Work required: Each line below should be retyped exactly, with no pictures.

[Records contained in a dataset]
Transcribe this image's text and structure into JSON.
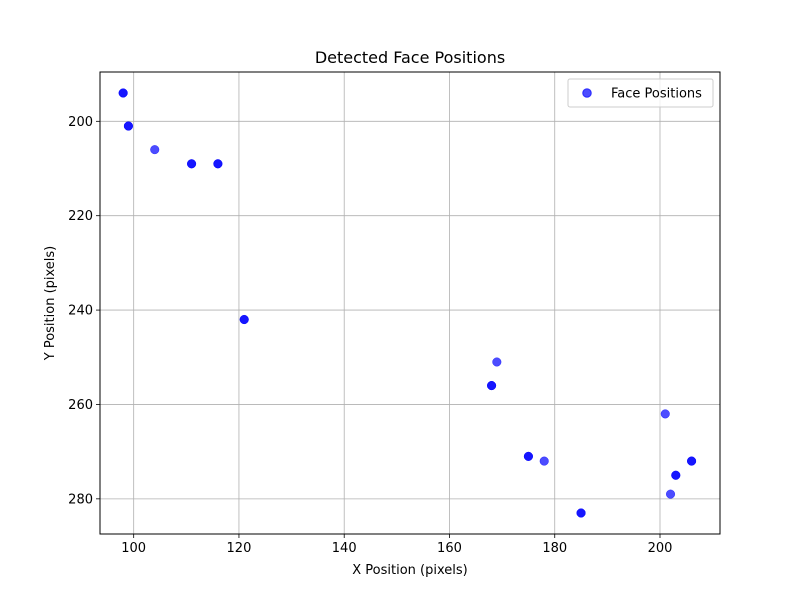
{
  "chart_data": {
    "type": "scatter",
    "title": "Detected Face Positions",
    "xlabel": "X Position (pixels)",
    "ylabel": "Y Position (pixels)",
    "xlim": [
      93.6,
      211.4
    ],
    "ylim": [
      287.45,
      189.55
    ],
    "y_inverted": true,
    "grid": true,
    "legend_position": "top-right",
    "x_ticks": [
      100,
      120,
      140,
      160,
      180,
      200
    ],
    "y_ticks": [
      200,
      220,
      240,
      260,
      280
    ],
    "series": [
      {
        "name": "Face Positions",
        "color": "#0000ff",
        "alpha": 0.7,
        "points": [
          {
            "x": 98,
            "y": 194
          },
          {
            "x": 98,
            "y": 194
          },
          {
            "x": 99,
            "y": 201
          },
          {
            "x": 99,
            "y": 201
          },
          {
            "x": 104,
            "y": 206
          },
          {
            "x": 111,
            "y": 209
          },
          {
            "x": 111,
            "y": 209
          },
          {
            "x": 116,
            "y": 209
          },
          {
            "x": 116,
            "y": 209
          },
          {
            "x": 121,
            "y": 242
          },
          {
            "x": 121,
            "y": 242
          },
          {
            "x": 169,
            "y": 251
          },
          {
            "x": 168,
            "y": 256
          },
          {
            "x": 168,
            "y": 256
          },
          {
            "x": 201,
            "y": 262
          },
          {
            "x": 175,
            "y": 271
          },
          {
            "x": 175,
            "y": 271
          },
          {
            "x": 178,
            "y": 272
          },
          {
            "x": 206,
            "y": 272
          },
          {
            "x": 206,
            "y": 272
          },
          {
            "x": 203,
            "y": 275
          },
          {
            "x": 203,
            "y": 275
          },
          {
            "x": 202,
            "y": 279
          },
          {
            "x": 185,
            "y": 283
          },
          {
            "x": 185,
            "y": 283
          }
        ]
      }
    ]
  }
}
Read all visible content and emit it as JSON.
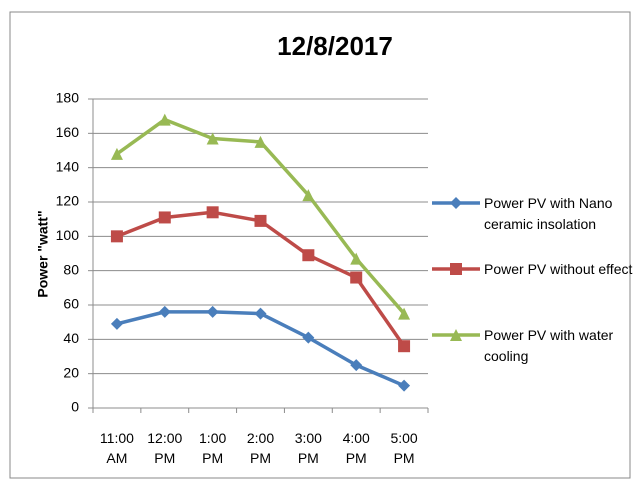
{
  "chart_data": {
    "type": "line",
    "title": "12/8/2017",
    "y_label": "Power \"watt\"",
    "categories": [
      "11:00 AM",
      "12:00 PM",
      "1:00 PM",
      "2:00 PM",
      "3:00 PM",
      "4:00 PM",
      "5:00 PM"
    ],
    "series": [
      {
        "name": "Power PV with Nano ceramic insolation",
        "color": "#4a7ebb",
        "marker": "diamond",
        "values": [
          49,
          56,
          56,
          55,
          41,
          25,
          13
        ]
      },
      {
        "name": "Power PV without effect",
        "color": "#be4b48",
        "marker": "square",
        "values": [
          100,
          111,
          114,
          109,
          89,
          76,
          36
        ]
      },
      {
        "name": "Power PV with water cooling",
        "color": "#98b954",
        "marker": "triangle",
        "values": [
          148,
          168,
          157,
          155,
          124,
          87,
          55
        ]
      }
    ],
    "ylim": [
      0,
      180
    ],
    "yticks": [
      0,
      20,
      40,
      60,
      80,
      100,
      120,
      140,
      160,
      180
    ],
    "grid": true,
    "legend": "right"
  }
}
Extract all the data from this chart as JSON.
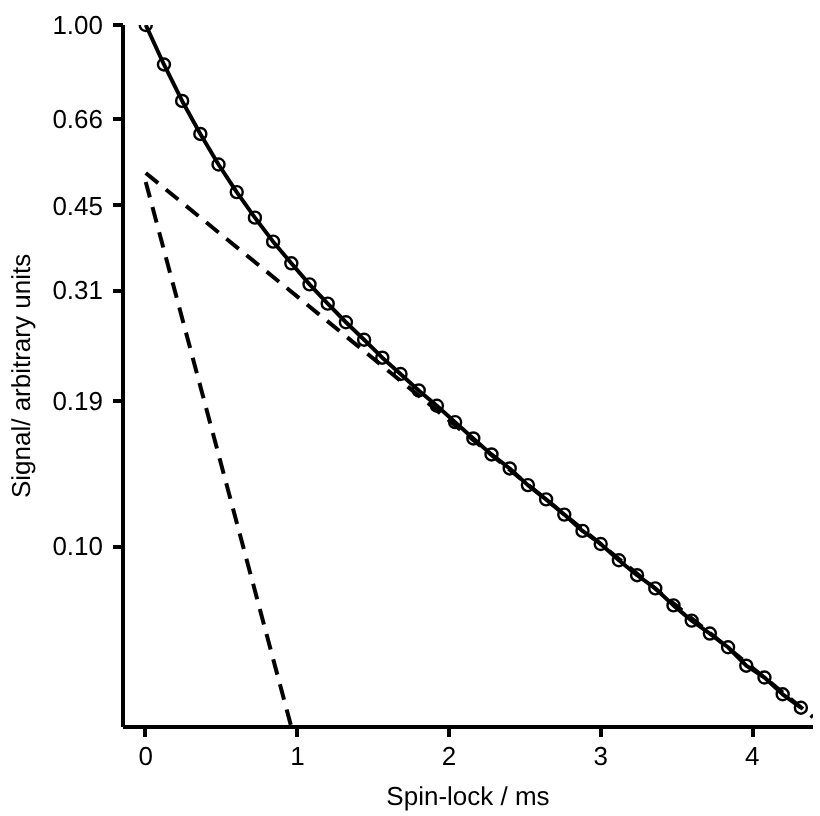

Reply to the exercise:
Transcribe this image's text and structure into JSON.
{
  "chart_data": {
    "type": "scatter",
    "title": "Detected Face Positions",
    "xlabel": "X Position (pixels)",
    "ylabel": "Y Position (pixels)",
    "xlim": [
      93.6,
      211.4
    ],
    "ylim": [
      287.45,
      189.55
    ],
    "y_inverted": true,
    "grid": true,
    "legend_position": "top-right",
    "x_ticks": [
      100,
      120,
      140,
      160,
      180,
      200
    ],
    "y_ticks": [
      200,
      220,
      240,
      260,
      280
    ],
    "series": [
      {
        "name": "Face Positions",
        "color": "#0000ff",
        "alpha": 0.7,
        "points": [
          {
            "x": 98,
            "y": 194
          },
          {
            "x": 98,
            "y": 194
          },
          {
            "x": 99,
            "y": 201
          },
          {
            "x": 99,
            "y": 201
          },
          {
            "x": 104,
            "y": 206
          },
          {
            "x": 111,
            "y": 209
          },
          {
            "x": 111,
            "y": 209
          },
          {
            "x": 116,
            "y": 209
          },
          {
            "x": 116,
            "y": 209
          },
          {
            "x": 121,
            "y": 242
          },
          {
            "x": 121,
            "y": 242
          },
          {
            "x": 169,
            "y": 251
          },
          {
            "x": 168,
            "y": 256
          },
          {
            "x": 168,
            "y": 256
          },
          {
            "x": 201,
            "y": 262
          },
          {
            "x": 175,
            "y": 271
          },
          {
            "x": 175,
            "y": 271
          },
          {
            "x": 178,
            "y": 272
          },
          {
            "x": 206,
            "y": 272
          },
          {
            "x": 206,
            "y": 272
          },
          {
            "x": 203,
            "y": 275
          },
          {
            "x": 203,
            "y": 275
          },
          {
            "x": 202,
            "y": 279
          },
          {
            "x": 185,
            "y": 283
          },
          {
            "x": 185,
            "y": 283
          }
        ]
      }
    ]
  }
}
Read all visible content and emit it as JSON.
{
  "chart_data": {
    "type": "line",
    "title": "12/8/2017",
    "y_label": "Power \"watt\"",
    "categories": [
      "11:00 AM",
      "12:00 PM",
      "1:00 PM",
      "2:00 PM",
      "3:00 PM",
      "4:00 PM",
      "5:00 PM"
    ],
    "series": [
      {
        "name": "Power PV with Nano ceramic insolation",
        "color": "#4a7ebb",
        "marker": "diamond",
        "values": [
          49,
          56,
          56,
          55,
          41,
          25,
          13
        ]
      },
      {
        "name": "Power PV without effect",
        "color": "#be4b48",
        "marker": "square",
        "values": [
          100,
          111,
          114,
          109,
          89,
          76,
          36
        ]
      },
      {
        "name": "Power PV with water cooling",
        "color": "#98b954",
        "marker": "triangle",
        "values": [
          148,
          168,
          157,
          155,
          124,
          87,
          55
        ]
      }
    ],
    "ylim": [
      0,
      180
    ],
    "yticks": [
      0,
      20,
      40,
      60,
      80,
      100,
      120,
      140,
      160,
      180
    ],
    "grid": true,
    "legend": "right"
  }
}
Extract all the data from this chart as JSON.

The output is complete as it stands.